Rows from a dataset
/---

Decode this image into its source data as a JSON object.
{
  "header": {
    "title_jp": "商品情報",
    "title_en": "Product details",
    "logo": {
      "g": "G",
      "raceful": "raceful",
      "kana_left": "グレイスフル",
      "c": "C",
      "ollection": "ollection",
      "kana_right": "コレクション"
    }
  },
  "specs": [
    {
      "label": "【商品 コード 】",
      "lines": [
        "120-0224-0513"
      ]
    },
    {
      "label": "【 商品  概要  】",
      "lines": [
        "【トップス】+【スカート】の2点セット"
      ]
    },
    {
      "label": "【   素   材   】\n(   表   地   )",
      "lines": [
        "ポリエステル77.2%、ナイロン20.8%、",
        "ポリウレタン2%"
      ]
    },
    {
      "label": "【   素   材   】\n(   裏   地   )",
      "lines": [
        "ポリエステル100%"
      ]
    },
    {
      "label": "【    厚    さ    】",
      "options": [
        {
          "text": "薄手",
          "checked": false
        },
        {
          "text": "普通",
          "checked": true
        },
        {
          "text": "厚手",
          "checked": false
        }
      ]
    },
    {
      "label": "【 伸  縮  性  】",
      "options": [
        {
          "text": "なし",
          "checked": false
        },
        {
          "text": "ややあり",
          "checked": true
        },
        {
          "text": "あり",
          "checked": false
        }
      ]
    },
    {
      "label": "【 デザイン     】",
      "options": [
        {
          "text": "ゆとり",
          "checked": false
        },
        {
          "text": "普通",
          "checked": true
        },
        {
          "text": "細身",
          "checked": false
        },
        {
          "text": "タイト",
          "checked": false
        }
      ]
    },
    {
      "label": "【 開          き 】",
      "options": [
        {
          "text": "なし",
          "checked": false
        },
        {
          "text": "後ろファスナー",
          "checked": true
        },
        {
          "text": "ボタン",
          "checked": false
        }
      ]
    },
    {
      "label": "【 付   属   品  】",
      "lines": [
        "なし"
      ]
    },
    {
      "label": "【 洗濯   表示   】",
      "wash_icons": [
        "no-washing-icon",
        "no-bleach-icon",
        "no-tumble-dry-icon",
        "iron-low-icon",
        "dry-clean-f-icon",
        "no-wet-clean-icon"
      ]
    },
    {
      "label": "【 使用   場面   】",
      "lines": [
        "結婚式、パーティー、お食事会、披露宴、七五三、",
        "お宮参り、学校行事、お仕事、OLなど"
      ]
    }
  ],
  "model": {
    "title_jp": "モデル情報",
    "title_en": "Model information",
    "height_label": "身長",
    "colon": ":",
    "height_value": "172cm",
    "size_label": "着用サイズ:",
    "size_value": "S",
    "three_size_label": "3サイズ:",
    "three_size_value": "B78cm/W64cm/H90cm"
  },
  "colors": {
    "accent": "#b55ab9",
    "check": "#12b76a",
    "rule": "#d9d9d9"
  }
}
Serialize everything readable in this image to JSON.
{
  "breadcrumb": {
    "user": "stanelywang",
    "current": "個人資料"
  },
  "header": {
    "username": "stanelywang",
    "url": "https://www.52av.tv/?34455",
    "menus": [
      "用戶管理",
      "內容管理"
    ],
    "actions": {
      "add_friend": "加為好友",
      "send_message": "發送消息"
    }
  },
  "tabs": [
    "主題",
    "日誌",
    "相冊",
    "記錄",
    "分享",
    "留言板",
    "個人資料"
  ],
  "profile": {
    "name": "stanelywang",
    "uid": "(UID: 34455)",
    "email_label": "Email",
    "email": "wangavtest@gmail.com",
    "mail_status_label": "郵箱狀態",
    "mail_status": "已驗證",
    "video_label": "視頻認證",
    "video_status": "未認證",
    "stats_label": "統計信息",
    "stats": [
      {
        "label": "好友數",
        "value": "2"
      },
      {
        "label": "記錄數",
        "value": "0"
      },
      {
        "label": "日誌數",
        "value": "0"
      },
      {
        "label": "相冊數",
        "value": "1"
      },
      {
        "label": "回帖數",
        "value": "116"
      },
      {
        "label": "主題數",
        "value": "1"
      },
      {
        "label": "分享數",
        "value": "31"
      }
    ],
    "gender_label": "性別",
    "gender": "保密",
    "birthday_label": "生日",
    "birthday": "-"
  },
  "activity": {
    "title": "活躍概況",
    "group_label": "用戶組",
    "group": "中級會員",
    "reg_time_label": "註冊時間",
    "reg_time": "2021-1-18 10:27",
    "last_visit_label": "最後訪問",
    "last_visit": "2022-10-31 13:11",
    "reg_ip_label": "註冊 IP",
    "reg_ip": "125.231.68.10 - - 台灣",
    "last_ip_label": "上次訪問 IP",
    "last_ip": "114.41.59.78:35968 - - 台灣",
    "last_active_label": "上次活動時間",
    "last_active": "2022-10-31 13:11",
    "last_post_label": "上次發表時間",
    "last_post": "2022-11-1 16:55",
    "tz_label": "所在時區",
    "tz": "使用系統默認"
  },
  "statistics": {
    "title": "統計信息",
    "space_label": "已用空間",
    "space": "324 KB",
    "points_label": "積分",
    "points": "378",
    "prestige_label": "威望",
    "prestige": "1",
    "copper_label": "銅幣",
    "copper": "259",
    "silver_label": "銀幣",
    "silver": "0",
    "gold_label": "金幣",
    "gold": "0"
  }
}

\---

# Short exercise
Your task is to reproduce the whole listing exactly.

# Response
Decode this image into its source data as a JSON object.
{
  "header": {
    "title_jp": "商品情報",
    "title_en": "Product details",
    "logo": {
      "g": "G",
      "raceful": "raceful",
      "kana_left": "グレイスフル",
      "c": "C",
      "ollection": "ollection",
      "kana_right": "コレクション"
    }
  },
  "specs": [
    {
      "label": "【商品 コード 】",
      "lines": [
        "120-0224-0513"
      ]
    },
    {
      "label": "【 商品  概要  】",
      "lines": [
        "【トップス】+【スカート】の2点セット"
      ]
    },
    {
      "label": "【   素   材   】\n(   表   地   )",
      "lines": [
        "ポリエステル77.2%、ナイロン20.8%、",
        "ポリウレタン2%"
      ]
    },
    {
      "label": "【   素   材   】\n(   裏   地   )",
      "lines": [
        "ポリエステル100%"
      ]
    },
    {
      "label": "【    厚    さ    】",
      "options": [
        {
          "text": "薄手",
          "checked": false
        },
        {
          "text": "普通",
          "checked": true
        },
        {
          "text": "厚手",
          "checked": false
        }
      ]
    },
    {
      "label": "【 伸  縮  性  】",
      "options": [
        {
          "text": "なし",
          "checked": false
        },
        {
          "text": "ややあり",
          "checked": true
        },
        {
          "text": "あり",
          "checked": false
        }
      ]
    },
    {
      "label": "【 デザイン     】",
      "options": [
        {
          "text": "ゆとり",
          "checked": false
        },
        {
          "text": "普通",
          "checked": true
        },
        {
          "text": "細身",
          "checked": false
        },
        {
          "text": "タイト",
          "checked": false
        }
      ]
    },
    {
      "label": "【 開          き 】",
      "options": [
        {
          "text": "なし",
          "checked": false
        },
        {
          "text": "後ろファスナー",
          "checked": true
        },
        {
          "text": "ボタン",
          "checked": false
        }
      ]
    },
    {
      "label": "【 付   属   品  】",
      "lines": [
        "なし"
      ]
    },
    {
      "label": "【 洗濯   表示   】",
      "wash_icons": [
        "no-washing-icon",
        "no-bleach-icon",
        "no-tumble-dry-icon",
        "iron-low-icon",
        "dry-clean-f-icon",
        "no-wet-clean-icon"
      ]
    },
    {
      "label": "【 使用   場面   】",
      "lines": [
        "結婚式、パーティー、お食事会、披露宴、七五三、",
        "お宮参り、学校行事、お仕事、OLなど"
      ]
    }
  ],
  "model": {
    "title_jp": "モデル情報",
    "title_en": "Model information",
    "height_label": "身長",
    "colon": ":",
    "height_value": "172cm",
    "size_label": "着用サイズ:",
    "size_value": "S",
    "three_size_label": "3サイズ:",
    "three_size_value": "B78cm/W64cm/H90cm"
  },
  "colors": {
    "accent": "#b55ab9",
    "check": "#12b76a",
    "rule": "#d9d9d9"
  }
}
Serialize everything readable in this image to JSON.
{
  "breadcrumb": {
    "user": "stanelywang",
    "current": "個人資料"
  },
  "header": {
    "username": "stanelywang",
    "url": "https://www.52av.tv/?34455",
    "menus": [
      "用戶管理",
      "內容管理"
    ],
    "actions": {
      "add_friend": "加為好友",
      "send_message": "發送消息"
    }
  },
  "tabs": [
    "主題",
    "日誌",
    "相冊",
    "記錄",
    "分享",
    "留言板",
    "個人資料"
  ],
  "profile": {
    "name": "stanelywang",
    "uid": "(UID: 34455)",
    "email_label": "Email",
    "email": "wangavtest@gmail.com",
    "mail_status_label": "郵箱狀態",
    "mail_status": "已驗證",
    "video_label": "視頻認證",
    "video_status": "未認證",
    "stats_label": "統計信息",
    "stats": [
      {
        "label": "好友數",
        "value": "2"
      },
      {
        "label": "記錄數",
        "value": "0"
      },
      {
        "label": "日誌數",
        "value": "0"
      },
      {
        "label": "相冊數",
        "value": "1"
      },
      {
        "label": "回帖數",
        "value": "116"
      },
      {
        "label": "主題數",
        "value": "1"
      },
      {
        "label": "分享數",
        "value": "31"
      }
    ],
    "gender_label": "性別",
    "gender": "保密",
    "birthday_label": "生日",
    "birthday": "-"
  },
  "activity": {
    "title": "活躍概況",
    "group_label": "用戶組",
    "group": "中級會員",
    "reg_time_label": "註冊時間",
    "reg_time": "2021-1-18 10:27",
    "last_visit_label": "最後訪問",
    "last_visit": "2022-10-31 13:11",
    "reg_ip_label": "註冊 IP",
    "reg_ip": "125.231.68.10 - - 台灣",
    "last_ip_label": "上次訪問 IP",
    "last_ip": "114.41.59.78:35968 - - 台灣",
    "last_active_label": "上次活動時間",
    "last_active": "2022-10-31 13:11",
    "last_post_label": "上次發表時間",
    "last_post": "2022-11-1 16:55",
    "tz_label": "所在時區",
    "tz": "使用系統默認"
  },
  "statistics": {
    "title": "統計信息",
    "space_label": "已用空間",
    "space": "324 KB",
    "points_label": "積分",
    "points": "378",
    "prestige_label": "威望",
    "prestige": "1",
    "copper_label": "銅幣",
    "copper": "259",
    "silver_label": "銀幣",
    "silver": "0",
    "gold_label": "金幣",
    "gold": "0"
  }
}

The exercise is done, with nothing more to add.